What the task requires:
Report every line from the material that contains the word "共延續楔形".

########################################

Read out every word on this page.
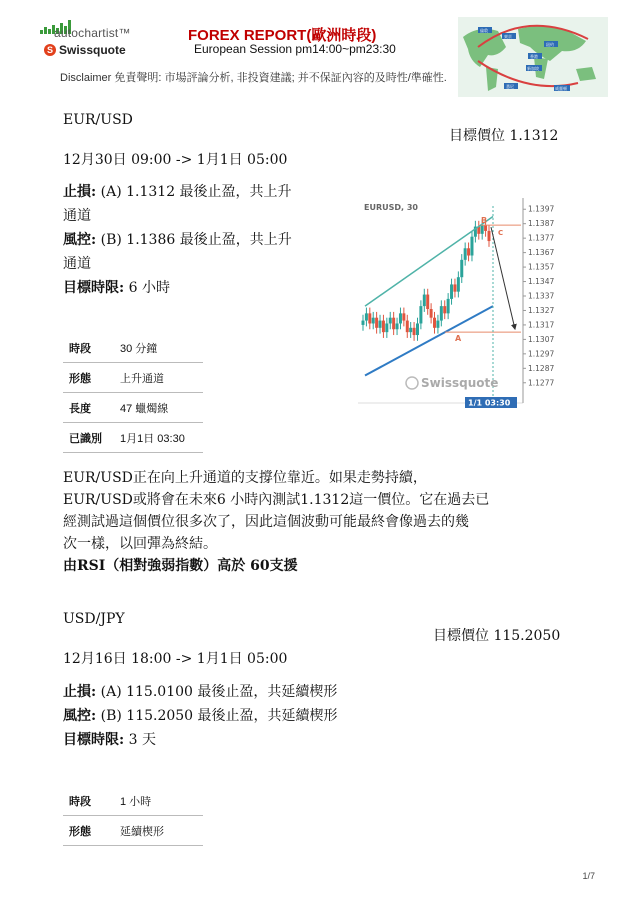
autochartist™
S Swissquote
FOREX REPORT(歐洲時段)
European Session pm14:00~pm23:30
倫敦
東京
紐約
香港
新加坡
悉尼	威靈頓
Disclaimer 免責聲明: 市場評論分析, 非投資建議; 并不保証內容的及時性/準確性.
EUR/USD
目標價位 1.1312
12月30日 09:00 -> 1月1日 05:00
止損: (A) 1.1312 最後止盈，共上升
通道
風控: (B) 1.1386 最後止盈，共上升
通道
目標時限: 6 小時
時段	30 分鐘
形態	上升通道
長度	47 蠟燭線
已識別	1月1日 03:30
EURUSD, 30	1.1397
1.1387
1.1377
1.1367
1.1357
1.1347
1.1337
1.1327
1.1317
1.1307
1.1297
1.1287
1.1277
A
B
C
Swissquote
1/1 03:30
EUR/USD正在向上升通道的支撐位靠近。如果走勢持續，
EUR/USD或將會在未來6 小時內測試1.1312這一價位。它在過去已
經測試過這個價位很多次了，因此這個波動可能最終會像過去的幾
次一樣，以回彈為終結。
由RSI（相對強弱指數）高於 60支援
USD/JPY
目標價位 115.2050
12月16日 18:00 -> 1月1日 05:00
止損: (A) 115.0100 最後止盈，共延續楔形
風控: (B) 115.2050 最後止盈，共延續楔形
目標時限: 3 天
時段	1 小時
形態	延續楔形
1/7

########################################

Solution:
止損: (A) 115.0100 最後止盈，共延續楔形
風控: (B) 115.2050 最後止盈，共延續楔形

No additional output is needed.